● **The request**
Copy nothing but the text: repeat each entry exactly and drop the images.

==========

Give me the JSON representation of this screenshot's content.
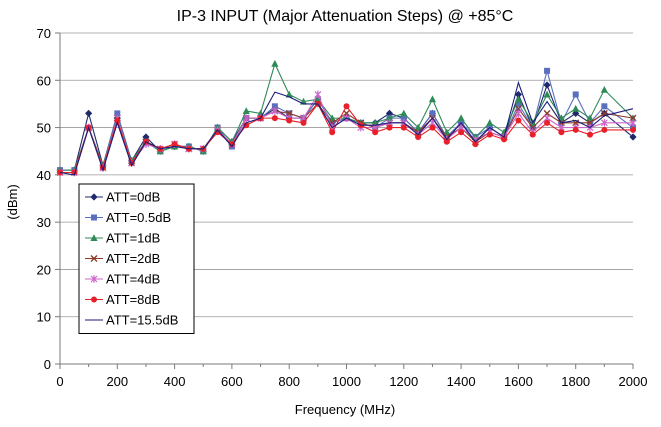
{
  "chart_data": {
    "type": "line",
    "title": "IP-3 INPUT (Major Attenuation Steps) @ +85°C",
    "xlabel": "Frequency (MHz)",
    "ylabel": "(dBm)",
    "xlim": [
      0,
      2000
    ],
    "ylim": [
      0,
      70
    ],
    "x_ticks": [
      0,
      200,
      400,
      600,
      800,
      1000,
      1200,
      1400,
      1600,
      1800,
      2000
    ],
    "y_ticks": [
      0,
      10,
      20,
      30,
      40,
      50,
      60,
      70
    ],
    "grid": "horizontal",
    "legend_position": "lower-left",
    "x": [
      0,
      50,
      100,
      150,
      200,
      250,
      300,
      350,
      400,
      450,
      500,
      550,
      600,
      650,
      700,
      750,
      800,
      850,
      900,
      950,
      1000,
      1050,
      1100,
      1150,
      1200,
      1250,
      1300,
      1350,
      1400,
      1450,
      1500,
      1550,
      1600,
      1650,
      1700,
      1750,
      1800,
      1850,
      1900,
      2000
    ],
    "series": [
      {
        "name": "ATT=0dB",
        "color": "#1f2a6b",
        "marker": "diamond",
        "values": [
          41,
          41,
          53,
          42,
          52,
          43,
          48,
          45,
          46,
          46,
          45,
          50,
          47,
          52,
          52,
          54,
          52,
          52,
          56,
          51,
          52,
          51,
          51,
          53,
          52,
          49,
          53,
          48,
          51,
          47,
          50,
          48,
          57,
          50,
          59,
          51,
          53,
          51,
          53,
          48
        ]
      },
      {
        "name": "ATT=0.5dB",
        "color": "#5a6fbf",
        "marker": "square",
        "values": [
          41,
          41,
          50,
          42,
          53,
          43,
          47,
          45,
          46,
          46,
          45,
          50,
          46,
          52,
          52,
          54.5,
          53,
          52,
          56,
          51,
          52,
          51,
          50,
          52,
          52,
          49,
          53,
          48,
          51,
          48,
          50,
          48,
          55,
          50,
          62,
          51,
          57,
          51,
          54.5,
          50
        ]
      },
      {
        "name": "ATT=1dB",
        "color": "#2e8b57",
        "marker": "triangle",
        "values": [
          41,
          41,
          50,
          42,
          52,
          43,
          47,
          45,
          46,
          46,
          45,
          50,
          47,
          53.5,
          53,
          63.5,
          57,
          55.5,
          56,
          52,
          52,
          51,
          51,
          52,
          53,
          50,
          56,
          49,
          52,
          48,
          51,
          49,
          56,
          51,
          57,
          52,
          54,
          52,
          58,
          52
        ]
      },
      {
        "name": "ATT=2dB",
        "color": "#8b3a2a",
        "marker": "x",
        "values": [
          40.5,
          40.5,
          50,
          41.5,
          52,
          42.5,
          47,
          45.5,
          46.5,
          45.5,
          45.5,
          49.5,
          46.5,
          52,
          52,
          53.5,
          53,
          52,
          55,
          51,
          53,
          51,
          50,
          51,
          51,
          49,
          52,
          48,
          50,
          47,
          49,
          48,
          54,
          50,
          53,
          51,
          51,
          51,
          53,
          52
        ]
      },
      {
        "name": "ATT=4dB",
        "color": "#cc66cc",
        "marker": "star",
        "values": [
          40.5,
          40.5,
          50,
          41.5,
          52,
          42.5,
          46.5,
          45.5,
          46.5,
          45.5,
          45.5,
          49.5,
          46.5,
          52,
          52,
          53.5,
          52,
          52,
          57,
          50,
          52,
          50,
          50,
          51,
          51,
          48.5,
          51,
          47.5,
          50,
          47.5,
          49,
          48,
          53,
          49,
          52,
          50,
          50,
          50,
          51,
          51
        ]
      },
      {
        "name": "ATT=8dB",
        "color": "#e8202a",
        "marker": "circle",
        "values": [
          40.5,
          40.5,
          50,
          41.5,
          51.5,
          42.5,
          47,
          45.5,
          46.5,
          45.5,
          45.5,
          49,
          46.5,
          50.5,
          52,
          52,
          51.5,
          51,
          55,
          49,
          54.5,
          50.5,
          49,
          50,
          50,
          48,
          50,
          47,
          49,
          46.5,
          48.5,
          47.5,
          51.5,
          48.5,
          51,
          49,
          49.5,
          48.5,
          49.5,
          49.5
        ]
      },
      {
        "name": "ATT=15.5dB",
        "color": "#1c1c7a",
        "marker": "none",
        "values": [
          40.5,
          40,
          50,
          41,
          51,
          42,
          47,
          45.5,
          46,
          45.5,
          45.5,
          49.5,
          46,
          51,
          52,
          57.5,
          56.5,
          55,
          55,
          50,
          52,
          50.5,
          50.5,
          51,
          51,
          48.5,
          52,
          47.5,
          51,
          47,
          50,
          48,
          59.5,
          51,
          55.5,
          51,
          51.5,
          50,
          52.5,
          54
        ]
      }
    ]
  }
}
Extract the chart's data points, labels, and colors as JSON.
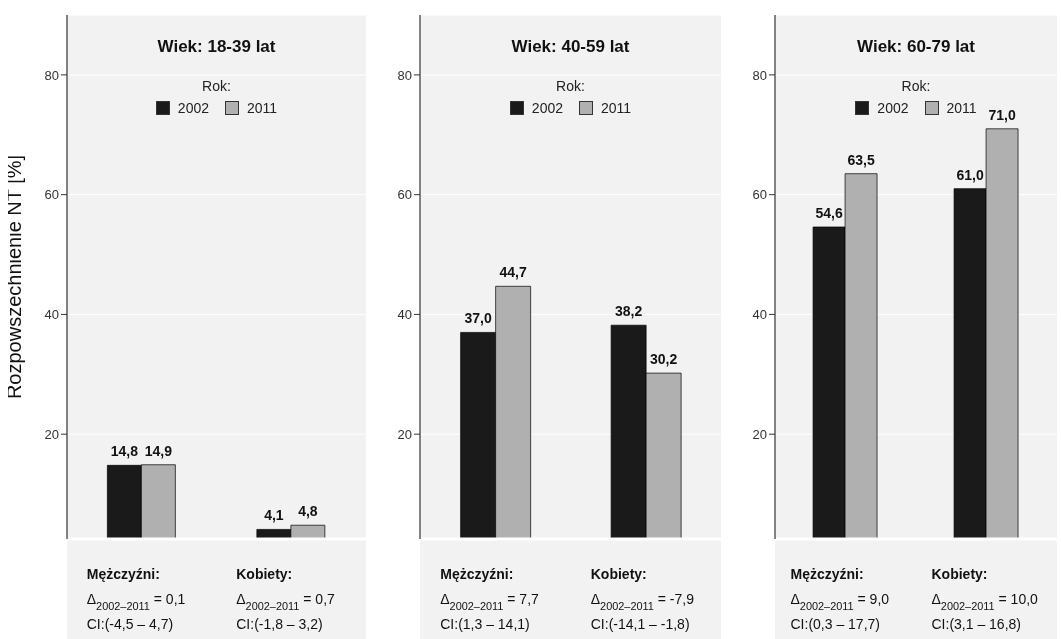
{
  "chart_data": [
    {
      "type": "bar",
      "title": "Wiek: 18-39 lat",
      "ylabel": "Rozpowszechnienie NT [%]",
      "legend_title": "Rok:",
      "legend": "top",
      "grid": "y",
      "categories": [
        null,
        null
      ],
      "ylim": [
        2.5,
        90
      ],
      "yticks": [
        20,
        40,
        60,
        80
      ],
      "series": [
        {
          "name": "2002",
          "color": "#1a1a1a",
          "values": [
            14.8,
            4.1
          ],
          "value_labels": [
            "14,8",
            "4,1"
          ]
        },
        {
          "name": "2011",
          "color": "#b0b0b0",
          "values": [
            14.9,
            4.8
          ],
          "value_labels": [
            "14,9",
            "4,8"
          ]
        }
      ],
      "annotations": [
        "Mężczyźni:",
        "Δ$_{2002–2011}$ = 0,1",
        "CI:(-4,5 – 4,7)",
        "Kobiety:",
        "Δ$_{2002–2011}$ = 0,7",
        "CI:(-1,8 – 3,2)"
      ]
    },
    {
      "type": "bar",
      "title": "Wiek: 40-59 lat",
      "legend_title": "Rok:",
      "legend": "top",
      "grid": "y",
      "categories": [
        null,
        null
      ],
      "ylim": [
        2.5,
        90
      ],
      "yticks": [
        20,
        40,
        60,
        80
      ],
      "series": [
        {
          "name": "2002",
          "color": "#1a1a1a",
          "values": [
            37.0,
            38.2
          ],
          "value_labels": [
            "37,0",
            "38,2"
          ]
        },
        {
          "name": "2011",
          "color": "#b0b0b0",
          "values": [
            44.7,
            30.2
          ],
          "value_labels": [
            "44,7",
            "30,2"
          ]
        }
      ],
      "annotations": [
        "Mężczyźni:",
        "Δ$_{2002–2011}$ = 7,7",
        "CI:(1,3 – 14,1)",
        "Kobiety:",
        "Δ$_{2002–2011}$ = -7,9",
        "CI:(-14,1 – -1,8)"
      ]
    },
    {
      "type": "bar",
      "title": "Wiek: 60-79 lat",
      "legend_title": "Rok:",
      "legend": "top",
      "grid": "y",
      "categories": [
        null,
        null
      ],
      "ylim": [
        2.5,
        90
      ],
      "yticks": [
        20,
        40,
        60,
        80
      ],
      "series": [
        {
          "name": "2002",
          "color": "#1a1a1a",
          "values": [
            54.6,
            61.0
          ],
          "value_labels": [
            "54,6",
            "61,0"
          ]
        },
        {
          "name": "2011",
          "color": "#b0b0b0",
          "values": [
            63.5,
            71.0
          ],
          "value_labels": [
            "63,5",
            "71,0"
          ]
        }
      ],
      "annotations": [
        "Mężczyźni:",
        "Δ$_{2002–2011}$ = 9,0",
        "CI:(0,3 – 17,7)",
        "Kobiety:",
        "Δ$_{2002–2011}$ = 10,0",
        "CI:(3,1 – 16,8)"
      ]
    }
  ]
}
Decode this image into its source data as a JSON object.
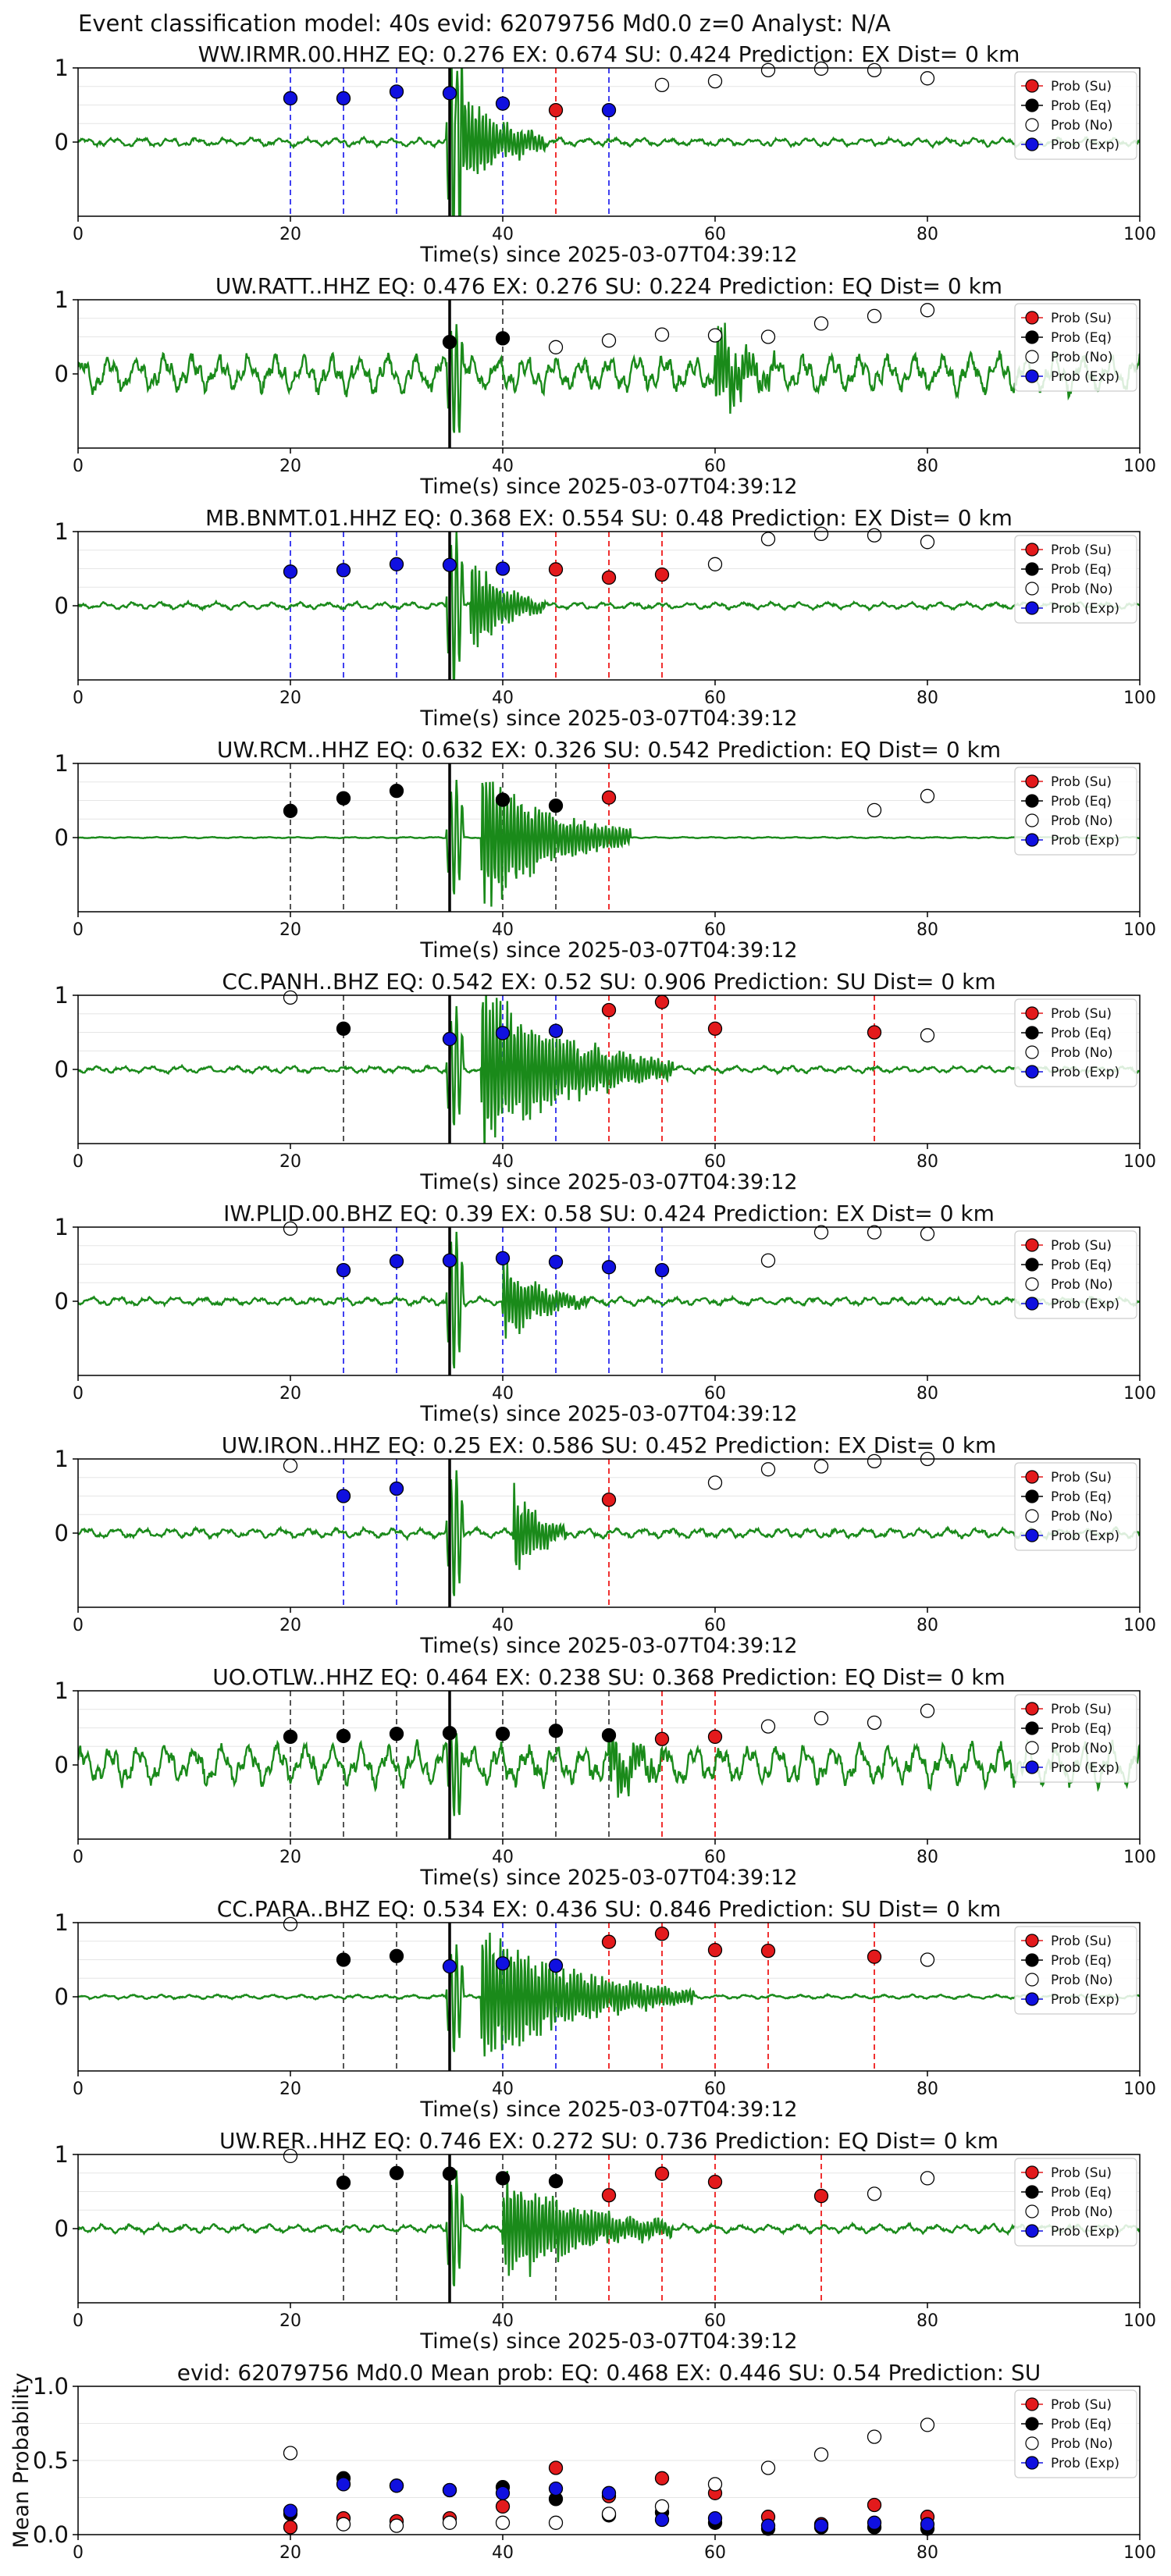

==========

● **Result of the exercise**
Give me the JSON representation of this screenshot's content.
{
  "chart_data": {
    "type": "line",
    "title": "IP-3 INPUT (Major Attenuation Steps) @ +85°C",
    "xlabel": "Frequency (MHz)",
    "ylabel": "(dBm)",
    "xlim": [
      0,
      2000
    ],
    "ylim": [
      0,
      70
    ],
    "x_ticks": [
      0,
      200,
      400,
      600,
      800,
      1000,
      1200,
      1400,
      1600,
      1800,
      2000
    ],
    "y_ticks": [
      0,
      10,
      20,
      30,
      40,
      50,
      60,
      70
    ],
    "grid": "horizontal",
    "legend_position": "lower-left",
    "x": [
      0,
      50,
      100,
      150,
      200,
      250,
      300,
      350,
      400,
      450,
      500,
      550,
      600,
      650,
      700,
      750,
      800,
      850,
      900,
      950,
      1000,
      1050,
      1100,
      1150,
      1200,
      1250,
      1300,
      1350,
      1400,
      1450,
      1500,
      1550,
      1600,
      1650,
      1700,
      1750,
      1800,
      1850,
      1900,
      2000
    ],
    "series": [
      {
        "name": "ATT=0dB",
        "color": "#1f2a6b",
        "marker": "diamond",
        "values": [
          41,
          41,
          53,
          42,
          52,
          43,
          48,
          45,
          46,
          46,
          45,
          50,
          47,
          52,
          52,
          54,
          52,
          52,
          56,
          51,
          52,
          51,
          51,
          53,
          52,
          49,
          53,
          48,
          51,
          47,
          50,
          48,
          57,
          50,
          59,
          51,
          53,
          51,
          53,
          48
        ]
      },
      {
        "name": "ATT=0.5dB",
        "color": "#5a6fbf",
        "marker": "square",
        "values": [
          41,
          41,
          50,
          42,
          53,
          43,
          47,
          45,
          46,
          46,
          45,
          50,
          46,
          52,
          52,
          54.5,
          53,
          52,
          56,
          51,
          52,
          51,
          50,
          52,
          52,
          49,
          53,
          48,
          51,
          48,
          50,
          48,
          55,
          50,
          62,
          51,
          57,
          51,
          54.5,
          50
        ]
      },
      {
        "name": "ATT=1dB",
        "color": "#2e8b57",
        "marker": "triangle",
        "values": [
          41,
          41,
          50,
          42,
          52,
          43,
          47,
          45,
          46,
          46,
          45,
          50,
          47,
          53.5,
          53,
          63.5,
          57,
          55.5,
          56,
          52,
          52,
          51,
          51,
          52,
          53,
          50,
          56,
          49,
          52,
          48,
          51,
          49,
          56,
          51,
          57,
          52,
          54,
          52,
          58,
          52
        ]
      },
      {
        "name": "ATT=2dB",
        "color": "#8b3a2a",
        "marker": "x",
        "values": [
          40.5,
          40.5,
          50,
          41.5,
          52,
          42.5,
          47,
          45.5,
          46.5,
          45.5,
          45.5,
          49.5,
          46.5,
          52,
          52,
          53.5,
          53,
          52,
          55,
          51,
          53,
          51,
          50,
          51,
          51,
          49,
          52,
          48,
          50,
          47,
          49,
          48,
          54,
          50,
          53,
          51,
          51,
          51,
          53,
          52
        ]
      },
      {
        "name": "ATT=4dB",
        "color": "#cc66cc",
        "marker": "star",
        "values": [
          40.5,
          40.5,
          50,
          41.5,
          52,
          42.5,
          46.5,
          45.5,
          46.5,
          45.5,
          45.5,
          49.5,
          46.5,
          52,
          52,
          53.5,
          52,
          52,
          57,
          50,
          52,
          50,
          50,
          51,
          51,
          48.5,
          51,
          47.5,
          50,
          47.5,
          49,
          48,
          53,
          49,
          52,
          50,
          50,
          50,
          51,
          51
        ]
      },
      {
        "name": "ATT=8dB",
        "color": "#e8202a",
        "marker": "circle",
        "values": [
          40.5,
          40.5,
          50,
          41.5,
          51.5,
          42.5,
          47,
          45.5,
          46.5,
          45.5,
          45.5,
          49,
          46.5,
          50.5,
          52,
          52,
          51.5,
          51,
          55,
          49,
          54.5,
          50.5,
          49,
          50,
          50,
          48,
          50,
          47,
          49,
          46.5,
          48.5,
          47.5,
          51.5,
          48.5,
          51,
          49,
          49.5,
          48.5,
          49.5,
          49.5
        ]
      },
      {
        "name": "ATT=15.5dB",
        "color": "#1c1c7a",
        "marker": "none",
        "values": [
          40.5,
          40,
          50,
          41,
          51,
          42,
          47,
          45.5,
          46,
          45.5,
          45.5,
          49.5,
          46,
          51,
          52,
          57.5,
          56.5,
          55,
          55,
          50,
          52,
          50.5,
          50.5,
          51,
          51,
          48.5,
          52,
          47.5,
          51,
          47,
          50,
          48,
          59.5,
          51,
          55.5,
          51,
          51.5,
          50,
          52.5,
          54
        ]
      }
    ]
  }
}
Extract the chart's data points, labels, and colors as JSON.
{
  "chart_data": [
    {
      "type": "bar",
      "title": "Wiek: 18-39 lat",
      "ylabel": "Rozpowszechnienie NT [%]",
      "legend_title": "Rok:",
      "legend": "top",
      "grid": "y",
      "categories": [
        null,
        null
      ],
      "ylim": [
        2.5,
        90
      ],
      "yticks": [
        20,
        40,
        60,
        80
      ],
      "series": [
        {
          "name": "2002",
          "color": "#1a1a1a",
          "values": [
            14.8,
            4.1
          ],
          "value_labels": [
            "14,8",
            "4,1"
          ]
        },
        {
          "name": "2011",
          "color": "#b0b0b0",
          "values": [
            14.9,
            4.8
          ],
          "value_labels": [
            "14,9",
            "4,8"
          ]
        }
      ],
      "annotations": [
        "Mężczyźni:",
        "Δ$_{2002–2011}$ = 0,1",
        "CI:(-4,5 – 4,7)",
        "Kobiety:",
        "Δ$_{2002–2011}$ = 0,7",
        "CI:(-1,8 – 3,2)"
      ]
    },
    {
      "type": "bar",
      "title": "Wiek: 40-59 lat",
      "legend_title": "Rok:",
      "legend": "top",
      "grid": "y",
      "categories": [
        null,
        null
      ],
      "ylim": [
        2.5,
        90
      ],
      "yticks": [
        20,
        40,
        60,
        80
      ],
      "series": [
        {
          "name": "2002",
          "color": "#1a1a1a",
          "values": [
            37.0,
            38.2
          ],
          "value_labels": [
            "37,0",
            "38,2"
          ]
        },
        {
          "name": "2011",
          "color": "#b0b0b0",
          "values": [
            44.7,
            30.2
          ],
          "value_labels": [
            "44,7",
            "30,2"
          ]
        }
      ],
      "annotations": [
        "Mężczyźni:",
        "Δ$_{2002–2011}$ = 7,7",
        "CI:(1,3 – 14,1)",
        "Kobiety:",
        "Δ$_{2002–2011}$ = -7,9",
        "CI:(-14,1 – -1,8)"
      ]
    },
    {
      "type": "bar",
      "title": "Wiek: 60-79 lat",
      "legend_title": "Rok:",
      "legend": "top",
      "grid": "y",
      "categories": [
        null,
        null
      ],
      "ylim": [
        2.5,
        90
      ],
      "yticks": [
        20,
        40,
        60,
        80
      ],
      "series": [
        {
          "name": "2002",
          "color": "#1a1a1a",
          "values": [
            54.6,
            61.0
          ],
          "value_labels": [
            "54,6",
            "61,0"
          ]
        },
        {
          "name": "2011",
          "color": "#b0b0b0",
          "values": [
            63.5,
            71.0
          ],
          "value_labels": [
            "63,5",
            "71,0"
          ]
        }
      ],
      "annotations": [
        "Mężczyźni:",
        "Δ$_{2002–2011}$ = 9,0",
        "CI:(0,3 – 17,7)",
        "Kobiety:",
        "Δ$_{2002–2011}$ = 10,0",
        "CI:(3,1 – 16,8)"
      ]
    }
  ]
}
Decode this image into its source data as a JSON object.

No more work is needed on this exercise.